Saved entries
* * * *
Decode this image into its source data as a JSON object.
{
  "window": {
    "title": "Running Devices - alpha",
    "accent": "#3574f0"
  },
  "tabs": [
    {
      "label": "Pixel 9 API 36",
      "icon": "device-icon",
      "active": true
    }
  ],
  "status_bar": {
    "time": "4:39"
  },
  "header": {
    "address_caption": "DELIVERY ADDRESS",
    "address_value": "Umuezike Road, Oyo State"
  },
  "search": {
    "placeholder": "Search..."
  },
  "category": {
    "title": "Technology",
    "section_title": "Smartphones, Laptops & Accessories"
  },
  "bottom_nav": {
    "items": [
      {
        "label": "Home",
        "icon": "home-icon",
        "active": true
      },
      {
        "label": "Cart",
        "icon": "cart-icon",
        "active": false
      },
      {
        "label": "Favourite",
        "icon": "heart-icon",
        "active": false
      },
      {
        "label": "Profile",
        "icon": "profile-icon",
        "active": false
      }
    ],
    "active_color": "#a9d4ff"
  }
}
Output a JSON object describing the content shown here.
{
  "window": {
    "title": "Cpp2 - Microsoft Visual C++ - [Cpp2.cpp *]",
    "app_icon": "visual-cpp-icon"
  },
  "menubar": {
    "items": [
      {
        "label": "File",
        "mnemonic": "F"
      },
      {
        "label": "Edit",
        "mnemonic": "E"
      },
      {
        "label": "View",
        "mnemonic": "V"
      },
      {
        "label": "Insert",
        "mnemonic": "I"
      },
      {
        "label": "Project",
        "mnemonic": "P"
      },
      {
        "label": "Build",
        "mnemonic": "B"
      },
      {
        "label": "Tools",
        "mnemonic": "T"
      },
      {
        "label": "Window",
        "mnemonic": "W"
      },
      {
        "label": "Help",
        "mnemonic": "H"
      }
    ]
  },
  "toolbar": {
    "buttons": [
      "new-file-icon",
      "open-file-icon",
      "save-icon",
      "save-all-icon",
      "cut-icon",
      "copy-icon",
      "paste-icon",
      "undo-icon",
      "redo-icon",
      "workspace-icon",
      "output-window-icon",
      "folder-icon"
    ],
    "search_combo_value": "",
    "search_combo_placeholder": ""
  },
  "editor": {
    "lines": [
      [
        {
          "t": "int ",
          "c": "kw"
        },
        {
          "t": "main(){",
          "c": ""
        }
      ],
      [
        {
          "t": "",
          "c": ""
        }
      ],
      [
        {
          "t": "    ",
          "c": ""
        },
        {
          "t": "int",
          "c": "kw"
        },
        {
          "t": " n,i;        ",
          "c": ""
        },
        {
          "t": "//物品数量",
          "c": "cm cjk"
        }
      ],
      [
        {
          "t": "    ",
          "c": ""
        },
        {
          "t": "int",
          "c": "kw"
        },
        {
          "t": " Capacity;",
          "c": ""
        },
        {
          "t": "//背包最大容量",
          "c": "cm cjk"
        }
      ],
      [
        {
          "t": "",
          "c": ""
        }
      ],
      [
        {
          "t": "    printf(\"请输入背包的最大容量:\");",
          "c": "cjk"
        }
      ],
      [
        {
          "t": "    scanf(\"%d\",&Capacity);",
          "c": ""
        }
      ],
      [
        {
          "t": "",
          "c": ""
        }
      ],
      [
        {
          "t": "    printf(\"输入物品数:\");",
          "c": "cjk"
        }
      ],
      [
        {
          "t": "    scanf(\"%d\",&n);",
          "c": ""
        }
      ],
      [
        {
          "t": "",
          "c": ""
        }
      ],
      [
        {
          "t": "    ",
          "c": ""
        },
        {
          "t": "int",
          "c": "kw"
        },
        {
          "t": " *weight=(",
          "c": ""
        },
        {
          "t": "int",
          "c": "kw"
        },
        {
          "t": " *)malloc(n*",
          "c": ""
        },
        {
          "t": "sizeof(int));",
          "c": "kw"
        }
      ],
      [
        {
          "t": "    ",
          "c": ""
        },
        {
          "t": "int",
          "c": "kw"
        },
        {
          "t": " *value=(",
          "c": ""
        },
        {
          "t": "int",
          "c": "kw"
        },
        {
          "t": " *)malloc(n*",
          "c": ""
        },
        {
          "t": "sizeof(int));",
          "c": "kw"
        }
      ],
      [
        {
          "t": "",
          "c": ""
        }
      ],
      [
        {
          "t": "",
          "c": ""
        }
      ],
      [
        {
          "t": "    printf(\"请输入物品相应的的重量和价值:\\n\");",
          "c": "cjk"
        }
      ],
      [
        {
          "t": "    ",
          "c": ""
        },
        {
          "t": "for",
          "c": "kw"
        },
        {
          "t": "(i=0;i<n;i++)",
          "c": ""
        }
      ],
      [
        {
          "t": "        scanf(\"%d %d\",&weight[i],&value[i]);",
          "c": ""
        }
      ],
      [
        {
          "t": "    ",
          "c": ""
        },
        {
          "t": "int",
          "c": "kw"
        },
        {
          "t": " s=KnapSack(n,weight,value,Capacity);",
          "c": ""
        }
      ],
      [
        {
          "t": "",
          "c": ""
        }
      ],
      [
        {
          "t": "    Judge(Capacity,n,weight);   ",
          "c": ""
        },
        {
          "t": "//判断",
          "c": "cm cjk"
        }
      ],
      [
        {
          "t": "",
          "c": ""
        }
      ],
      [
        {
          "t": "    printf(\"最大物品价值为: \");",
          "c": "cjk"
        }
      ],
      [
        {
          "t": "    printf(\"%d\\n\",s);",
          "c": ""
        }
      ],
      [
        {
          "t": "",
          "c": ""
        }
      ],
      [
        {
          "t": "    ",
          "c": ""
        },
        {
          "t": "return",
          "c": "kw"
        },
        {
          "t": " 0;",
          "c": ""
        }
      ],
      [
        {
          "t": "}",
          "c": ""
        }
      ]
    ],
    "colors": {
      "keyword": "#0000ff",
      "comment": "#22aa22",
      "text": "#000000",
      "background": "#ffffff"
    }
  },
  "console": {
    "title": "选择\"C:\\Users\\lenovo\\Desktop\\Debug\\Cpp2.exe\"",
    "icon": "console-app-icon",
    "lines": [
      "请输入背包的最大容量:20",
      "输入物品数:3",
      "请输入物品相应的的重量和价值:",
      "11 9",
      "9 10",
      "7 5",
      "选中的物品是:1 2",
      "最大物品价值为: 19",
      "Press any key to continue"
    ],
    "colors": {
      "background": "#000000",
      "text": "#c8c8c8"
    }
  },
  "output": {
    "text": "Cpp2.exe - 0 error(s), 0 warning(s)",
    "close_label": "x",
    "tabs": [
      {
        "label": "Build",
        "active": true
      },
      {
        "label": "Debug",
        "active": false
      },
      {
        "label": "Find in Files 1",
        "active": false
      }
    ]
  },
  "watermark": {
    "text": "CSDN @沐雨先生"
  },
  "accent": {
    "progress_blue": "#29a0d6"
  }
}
* * * *
# [DIRECTIONS]
Repeat the records above exactly, from the first line to the last.

# [RESPONSE]
Decode this image into its source data as a JSON object.
{
  "window": {
    "title": "Running Devices - alpha",
    "accent": "#3574f0"
  },
  "tabs": [
    {
      "label": "Pixel 9 API 36",
      "icon": "device-icon",
      "active": true
    }
  ],
  "status_bar": {
    "time": "4:39"
  },
  "header": {
    "address_caption": "DELIVERY ADDRESS",
    "address_value": "Umuezike Road, Oyo State"
  },
  "search": {
    "placeholder": "Search..."
  },
  "category": {
    "title": "Technology",
    "section_title": "Smartphones, Laptops & Accessories"
  },
  "bottom_nav": {
    "items": [
      {
        "label": "Home",
        "icon": "home-icon",
        "active": true
      },
      {
        "label": "Cart",
        "icon": "cart-icon",
        "active": false
      },
      {
        "label": "Favourite",
        "icon": "heart-icon",
        "active": false
      },
      {
        "label": "Profile",
        "icon": "profile-icon",
        "active": false
      }
    ],
    "active_color": "#a9d4ff"
  }
}
Output a JSON object describing the content shown here.
{
  "window": {
    "title": "Cpp2 - Microsoft Visual C++ - [Cpp2.cpp *]",
    "app_icon": "visual-cpp-icon"
  },
  "menubar": {
    "items": [
      {
        "label": "File",
        "mnemonic": "F"
      },
      {
        "label": "Edit",
        "mnemonic": "E"
      },
      {
        "label": "View",
        "mnemonic": "V"
      },
      {
        "label": "Insert",
        "mnemonic": "I"
      },
      {
        "label": "Project",
        "mnemonic": "P"
      },
      {
        "label": "Build",
        "mnemonic": "B"
      },
      {
        "label": "Tools",
        "mnemonic": "T"
      },
      {
        "label": "Window",
        "mnemonic": "W"
      },
      {
        "label": "Help",
        "mnemonic": "H"
      }
    ]
  },
  "toolbar": {
    "buttons": [
      "new-file-icon",
      "open-file-icon",
      "save-icon",
      "save-all-icon",
      "cut-icon",
      "copy-icon",
      "paste-icon",
      "undo-icon",
      "redo-icon",
      "workspace-icon",
      "output-window-icon",
      "folder-icon"
    ],
    "search_combo_value": "",
    "search_combo_placeholder": ""
  },
  "editor": {
    "lines": [
      [
        {
          "t": "int ",
          "c": "kw"
        },
        {
          "t": "main(){",
          "c": ""
        }
      ],
      [
        {
          "t": "",
          "c": ""
        }
      ],
      [
        {
          "t": "    ",
          "c": ""
        },
        {
          "t": "int",
          "c": "kw"
        },
        {
          "t": " n,i;        ",
          "c": ""
        },
        {
          "t": "//物品数量",
          "c": "cm cjk"
        }
      ],
      [
        {
          "t": "    ",
          "c": ""
        },
        {
          "t": "int",
          "c": "kw"
        },
        {
          "t": " Capacity;",
          "c": ""
        },
        {
          "t": "//背包最大容量",
          "c": "cm cjk"
        }
      ],
      [
        {
          "t": "",
          "c": ""
        }
      ],
      [
        {
          "t": "    printf(\"请输入背包的最大容量:\");",
          "c": "cjk"
        }
      ],
      [
        {
          "t": "    scanf(\"%d\",&Capacity);",
          "c": ""
        }
      ],
      [
        {
          "t": "",
          "c": ""
        }
      ],
      [
        {
          "t": "    printf(\"输入物品数:\");",
          "c": "cjk"
        }
      ],
      [
        {
          "t": "    scanf(\"%d\",&n);",
          "c": ""
        }
      ],
      [
        {
          "t": "",
          "c": ""
        }
      ],
      [
        {
          "t": "    ",
          "c": ""
        },
        {
          "t": "int",
          "c": "kw"
        },
        {
          "t": " *weight=(",
          "c": ""
        },
        {
          "t": "int",
          "c": "kw"
        },
        {
          "t": " *)malloc(n*",
          "c": ""
        },
        {
          "t": "sizeof(int));",
          "c": "kw"
        }
      ],
      [
        {
          "t": "    ",
          "c": ""
        },
        {
          "t": "int",
          "c": "kw"
        },
        {
          "t": " *value=(",
          "c": ""
        },
        {
          "t": "int",
          "c": "kw"
        },
        {
          "t": " *)malloc(n*",
          "c": ""
        },
        {
          "t": "sizeof(int));",
          "c": "kw"
        }
      ],
      [
        {
          "t": "",
          "c": ""
        }
      ],
      [
        {
          "t": "",
          "c": ""
        }
      ],
      [
        {
          "t": "    printf(\"请输入物品相应的的重量和价值:\\n\");",
          "c": "cjk"
        }
      ],
      [
        {
          "t": "    ",
          "c": ""
        },
        {
          "t": "for",
          "c": "kw"
        },
        {
          "t": "(i=0;i<n;i++)",
          "c": ""
        }
      ],
      [
        {
          "t": "        scanf(\"%d %d\",&weight[i],&value[i]);",
          "c": ""
        }
      ],
      [
        {
          "t": "    ",
          "c": ""
        },
        {
          "t": "int",
          "c": "kw"
        },
        {
          "t": " s=KnapSack(n,weight,value,Capacity);",
          "c": ""
        }
      ],
      [
        {
          "t": "",
          "c": ""
        }
      ],
      [
        {
          "t": "    Judge(Capacity,n,weight);   ",
          "c": ""
        },
        {
          "t": "//判断",
          "c": "cm cjk"
        }
      ],
      [
        {
          "t": "",
          "c": ""
        }
      ],
      [
        {
          "t": "    printf(\"最大物品价值为: \");",
          "c": "cjk"
        }
      ],
      [
        {
          "t": "    printf(\"%d\\n\",s);",
          "c": ""
        }
      ],
      [
        {
          "t": "",
          "c": ""
        }
      ],
      [
        {
          "t": "    ",
          "c": ""
        },
        {
          "t": "return",
          "c": "kw"
        },
        {
          "t": " 0;",
          "c": ""
        }
      ],
      [
        {
          "t": "}",
          "c": ""
        }
      ]
    ],
    "colors": {
      "keyword": "#0000ff",
      "comment": "#22aa22",
      "text": "#000000",
      "background": "#ffffff"
    }
  },
  "console": {
    "title": "选择\"C:\\Users\\lenovo\\Desktop\\Debug\\Cpp2.exe\"",
    "icon": "console-app-icon",
    "lines": [
      "请输入背包的最大容量:20",
      "输入物品数:3",
      "请输入物品相应的的重量和价值:",
      "11 9",
      "9 10",
      "7 5",
      "选中的物品是:1 2",
      "最大物品价值为: 19",
      "Press any key to continue"
    ],
    "colors": {
      "background": "#000000",
      "text": "#c8c8c8"
    }
  },
  "output": {
    "text": "Cpp2.exe - 0 error(s), 0 warning(s)",
    "close_label": "x",
    "tabs": [
      {
        "label": "Build",
        "active": true
      },
      {
        "label": "Debug",
        "active": false
      },
      {
        "label": "Find in Files 1",
        "active": false
      }
    ]
  },
  "watermark": {
    "text": "CSDN @沐雨先生"
  },
  "accent": {
    "progress_blue": "#29a0d6"
  }
}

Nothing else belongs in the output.